GOAL:
Reproduce every record exactly as it appears, but not the pictures.
++++
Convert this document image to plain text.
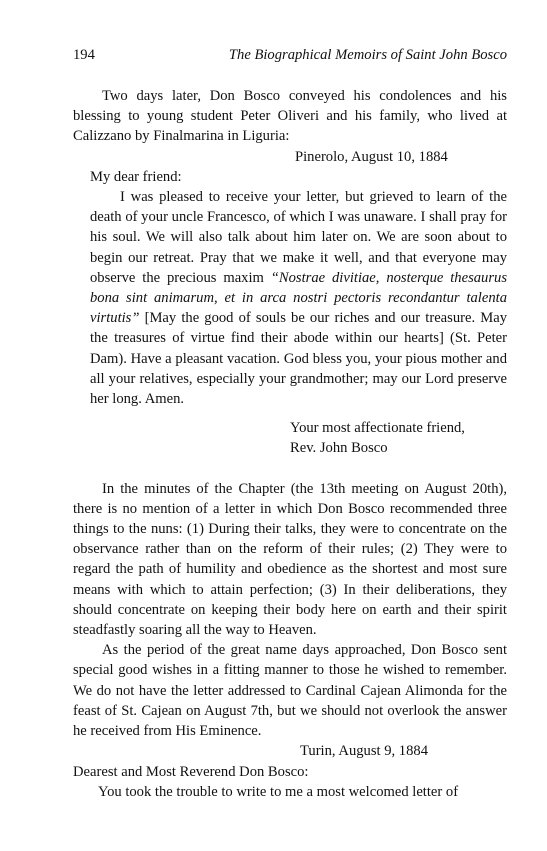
194	The Biographical Memoirs of Saint John Bosco

Two days later, Don Bosco conveyed his condolences and his blessing to young student Peter Oliveri and his family, who lived at Calizzano by Finalmarina in Liguria:

Pinerolo, August 10, 1884

My dear friend:

I was pleased to receive your letter, but grieved to learn of the death of your uncle Francesco, of which I was unaware. I shall pray for his soul. We will also talk about him later on. We are soon about to begin our retreat. Pray that we make it well, and that everyone may observe the precious maxim “Nostrae divitiae, nosterque thesaurus bona sint animarum, et in arca nostri pectoris recondantur talenta virtutis” [May the good of souls be our riches and our treasure. May the treasures of virtue find their abode within our hearts] (St. Peter Dam). Have a pleasant vacation. God bless you, your pious mother and all your relatives, especially your grandmother; may our Lord preserve her long. Amen.

Your most affectionate friend,

Rev. John Bosco

In the minutes of the Chapter (the 13th meeting on August 20th), there is no mention of a letter in which Don Bosco recommended three things to the nuns: (1) During their talks, they were to concentrate on the observance rather than on the reform of their rules; (2) They were to regard the path of humility and obedience as the shortest and most sure means with which to attain perfection; (3) In their deliberations, they should concentrate on keeping their body here on earth and their spirit steadfastly soaring all the way to Heaven.

As the period of the great name days approached, Don Bosco sent special good wishes in a fitting manner to those he wished to remember. We do not have the letter addressed to Cardinal Cajean Alimonda for the feast of St. Cajean on August 7th, but we should not overlook the answer he received from His Eminence.

Turin, August 9, 1884

Dearest and Most Reverend Don Bosco:

You took the trouble to write to me a most welcomed letter of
++++
ANSWER TO THE EXERCISE:
Convert this document image to plain text.
194	The Biographical Memoirs of Saint John Bosco

Two days later, Don Bosco conveyed his condolences and his blessing to young student Peter Oliveri and his family, who lived at Calizzano by Finalmarina in Liguria:

Pinerolo, August 10, 1884

My dear friend:

I was pleased to receive your letter, but grieved to learn of the death of your uncle Francesco, of which I was unaware. I shall pray for his soul. We will also talk about him later on. We are soon about to begin our retreat. Pray that we make it well, and that everyone may observe the precious maxim “Nostrae divitiae, nosterque thesaurus bona sint animarum, et in arca nostri pectoris recondantur talenta virtutis” [May the good of souls be our riches and our treasure. May the treasures of virtue find their abode within our hearts] (St. Peter Dam). Have a pleasant vacation. God bless you, your pious mother and all your relatives, especially your grandmother; may our Lord preserve her long. Amen.

Your most affectionate friend,

Rev. John Bosco

In the minutes of the Chapter (the 13th meeting on August 20th), there is no mention of a letter in which Don Bosco recommended three things to the nuns: (1) During their talks, they were to concentrate on the observance rather than on the reform of their rules; (2) They were to regard the path of humility and obedience as the shortest and most sure means with which to attain perfection; (3) In their deliberations, they should concentrate on keeping their body here on earth and their spirit steadfastly soaring all the way to Heaven.

As the period of the great name days approached, Don Bosco sent special good wishes in a fitting manner to those he wished to remember. We do not have the letter addressed to Cardinal Cajean Alimonda for the feast of St. Cajean on August 7th, but we should not overlook the answer he received from His Eminence.

Turin, August 9, 1884

Dearest and Most Reverend Don Bosco:

You took the trouble to write to me a most welcomed letter of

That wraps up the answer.